## Extracted data:
* START *

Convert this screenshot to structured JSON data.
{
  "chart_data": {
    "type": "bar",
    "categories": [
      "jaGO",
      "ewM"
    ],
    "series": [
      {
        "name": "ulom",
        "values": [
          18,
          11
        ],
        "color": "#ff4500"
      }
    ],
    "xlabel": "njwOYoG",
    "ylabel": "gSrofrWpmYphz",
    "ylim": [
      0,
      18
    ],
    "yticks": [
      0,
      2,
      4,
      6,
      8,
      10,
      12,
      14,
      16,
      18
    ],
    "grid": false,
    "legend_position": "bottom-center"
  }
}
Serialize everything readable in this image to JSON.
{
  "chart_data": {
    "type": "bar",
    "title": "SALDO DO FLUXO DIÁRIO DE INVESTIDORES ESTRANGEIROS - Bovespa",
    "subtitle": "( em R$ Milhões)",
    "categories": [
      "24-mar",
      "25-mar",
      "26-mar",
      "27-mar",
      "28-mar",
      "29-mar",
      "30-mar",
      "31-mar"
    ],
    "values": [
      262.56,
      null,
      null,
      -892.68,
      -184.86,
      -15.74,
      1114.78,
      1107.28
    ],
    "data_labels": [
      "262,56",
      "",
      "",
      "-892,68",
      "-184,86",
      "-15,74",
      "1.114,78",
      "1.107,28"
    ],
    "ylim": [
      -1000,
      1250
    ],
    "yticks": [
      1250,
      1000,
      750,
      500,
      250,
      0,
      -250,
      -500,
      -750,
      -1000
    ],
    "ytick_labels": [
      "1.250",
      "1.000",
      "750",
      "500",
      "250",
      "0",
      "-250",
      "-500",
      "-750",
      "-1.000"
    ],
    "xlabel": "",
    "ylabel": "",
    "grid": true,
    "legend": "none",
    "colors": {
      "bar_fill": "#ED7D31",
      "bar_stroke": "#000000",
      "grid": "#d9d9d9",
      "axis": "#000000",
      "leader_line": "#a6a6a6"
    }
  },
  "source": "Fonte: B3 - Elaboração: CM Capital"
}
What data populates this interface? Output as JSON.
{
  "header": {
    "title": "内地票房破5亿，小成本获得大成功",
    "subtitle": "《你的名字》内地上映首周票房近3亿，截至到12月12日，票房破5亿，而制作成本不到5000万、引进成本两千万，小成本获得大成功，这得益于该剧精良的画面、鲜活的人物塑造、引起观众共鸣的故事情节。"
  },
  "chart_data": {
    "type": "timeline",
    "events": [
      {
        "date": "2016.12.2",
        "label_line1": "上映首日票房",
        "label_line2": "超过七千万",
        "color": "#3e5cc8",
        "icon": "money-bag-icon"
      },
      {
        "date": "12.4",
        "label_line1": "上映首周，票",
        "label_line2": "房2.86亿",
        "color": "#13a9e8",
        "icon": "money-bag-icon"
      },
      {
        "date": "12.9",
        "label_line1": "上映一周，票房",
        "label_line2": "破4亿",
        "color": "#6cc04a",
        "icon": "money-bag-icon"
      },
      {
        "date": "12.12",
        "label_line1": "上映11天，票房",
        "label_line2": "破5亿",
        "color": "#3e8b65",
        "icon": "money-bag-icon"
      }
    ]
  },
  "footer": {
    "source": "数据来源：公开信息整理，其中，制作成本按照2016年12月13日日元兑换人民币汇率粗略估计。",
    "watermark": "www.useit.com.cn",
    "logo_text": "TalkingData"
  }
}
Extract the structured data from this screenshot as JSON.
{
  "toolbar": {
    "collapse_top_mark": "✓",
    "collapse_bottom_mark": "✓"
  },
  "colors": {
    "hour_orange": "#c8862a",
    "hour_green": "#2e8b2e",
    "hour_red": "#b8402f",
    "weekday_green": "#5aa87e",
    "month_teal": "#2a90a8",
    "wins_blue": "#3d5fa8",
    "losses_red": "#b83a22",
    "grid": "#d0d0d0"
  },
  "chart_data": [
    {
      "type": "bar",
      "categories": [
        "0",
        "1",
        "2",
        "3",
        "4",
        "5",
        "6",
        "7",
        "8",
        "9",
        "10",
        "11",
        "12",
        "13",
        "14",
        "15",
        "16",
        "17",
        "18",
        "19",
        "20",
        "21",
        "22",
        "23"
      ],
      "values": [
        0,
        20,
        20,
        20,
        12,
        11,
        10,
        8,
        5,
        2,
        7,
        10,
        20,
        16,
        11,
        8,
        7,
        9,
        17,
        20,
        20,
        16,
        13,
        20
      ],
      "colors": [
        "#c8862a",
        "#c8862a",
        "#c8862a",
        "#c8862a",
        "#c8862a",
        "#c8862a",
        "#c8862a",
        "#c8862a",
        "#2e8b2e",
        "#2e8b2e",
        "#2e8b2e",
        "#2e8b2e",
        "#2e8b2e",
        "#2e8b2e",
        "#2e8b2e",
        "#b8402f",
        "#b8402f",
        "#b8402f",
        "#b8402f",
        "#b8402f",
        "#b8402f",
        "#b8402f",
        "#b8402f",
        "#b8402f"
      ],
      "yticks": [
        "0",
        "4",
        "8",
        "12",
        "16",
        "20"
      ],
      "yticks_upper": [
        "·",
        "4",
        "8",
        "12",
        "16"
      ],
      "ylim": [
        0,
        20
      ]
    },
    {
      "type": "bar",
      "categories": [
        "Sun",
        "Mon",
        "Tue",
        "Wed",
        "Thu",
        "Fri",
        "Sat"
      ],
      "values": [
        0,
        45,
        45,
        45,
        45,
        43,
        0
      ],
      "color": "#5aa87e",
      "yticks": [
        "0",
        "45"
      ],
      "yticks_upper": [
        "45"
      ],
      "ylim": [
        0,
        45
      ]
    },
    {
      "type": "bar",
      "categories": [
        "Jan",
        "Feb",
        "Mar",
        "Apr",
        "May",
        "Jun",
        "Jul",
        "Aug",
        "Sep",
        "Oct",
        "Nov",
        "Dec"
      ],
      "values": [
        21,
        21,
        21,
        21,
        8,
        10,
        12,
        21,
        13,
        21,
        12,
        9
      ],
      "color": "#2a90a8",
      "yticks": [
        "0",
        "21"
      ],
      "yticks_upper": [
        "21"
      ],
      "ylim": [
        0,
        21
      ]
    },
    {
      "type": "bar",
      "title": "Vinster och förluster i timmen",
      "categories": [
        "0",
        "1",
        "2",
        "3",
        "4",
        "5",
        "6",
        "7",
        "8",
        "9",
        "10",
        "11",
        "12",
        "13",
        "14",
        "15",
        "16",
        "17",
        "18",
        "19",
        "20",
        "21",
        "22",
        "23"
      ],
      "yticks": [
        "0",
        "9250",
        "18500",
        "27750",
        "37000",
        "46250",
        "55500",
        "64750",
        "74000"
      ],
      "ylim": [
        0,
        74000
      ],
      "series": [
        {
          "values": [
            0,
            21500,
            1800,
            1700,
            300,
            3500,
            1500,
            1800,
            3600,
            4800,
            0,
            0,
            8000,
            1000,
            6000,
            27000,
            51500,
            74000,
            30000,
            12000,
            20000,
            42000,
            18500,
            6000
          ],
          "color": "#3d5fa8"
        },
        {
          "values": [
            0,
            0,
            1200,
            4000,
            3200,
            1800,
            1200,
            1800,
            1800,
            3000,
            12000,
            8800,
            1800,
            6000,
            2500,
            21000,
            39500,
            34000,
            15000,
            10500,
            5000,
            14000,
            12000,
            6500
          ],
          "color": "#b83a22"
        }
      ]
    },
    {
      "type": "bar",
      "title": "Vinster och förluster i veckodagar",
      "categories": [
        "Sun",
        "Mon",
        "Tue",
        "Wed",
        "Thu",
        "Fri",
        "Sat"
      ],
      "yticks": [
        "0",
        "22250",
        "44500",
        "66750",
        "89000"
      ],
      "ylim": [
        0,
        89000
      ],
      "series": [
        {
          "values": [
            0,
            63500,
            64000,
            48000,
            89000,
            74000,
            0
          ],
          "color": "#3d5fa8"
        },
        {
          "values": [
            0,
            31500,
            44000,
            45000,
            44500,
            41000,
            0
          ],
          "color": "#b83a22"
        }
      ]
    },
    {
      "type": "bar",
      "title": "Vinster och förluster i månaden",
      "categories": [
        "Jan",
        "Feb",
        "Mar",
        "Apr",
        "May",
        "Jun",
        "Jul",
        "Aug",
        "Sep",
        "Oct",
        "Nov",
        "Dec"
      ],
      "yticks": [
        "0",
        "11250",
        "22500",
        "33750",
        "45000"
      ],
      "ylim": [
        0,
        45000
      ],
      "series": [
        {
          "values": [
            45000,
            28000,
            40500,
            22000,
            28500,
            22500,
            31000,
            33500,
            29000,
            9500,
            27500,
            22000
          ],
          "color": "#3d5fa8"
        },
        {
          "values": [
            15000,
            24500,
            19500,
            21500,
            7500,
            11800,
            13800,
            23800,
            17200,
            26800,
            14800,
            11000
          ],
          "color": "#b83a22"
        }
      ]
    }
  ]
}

* END *

## Task goal:
Find the word "Vinster" in the data and show each line that holds it.

## Complete output:
      "title": "Vinster och förluster i timmen",
      "title": "Vinster och förluster i veckodagar",
      "title": "Vinster och förluster i månaden",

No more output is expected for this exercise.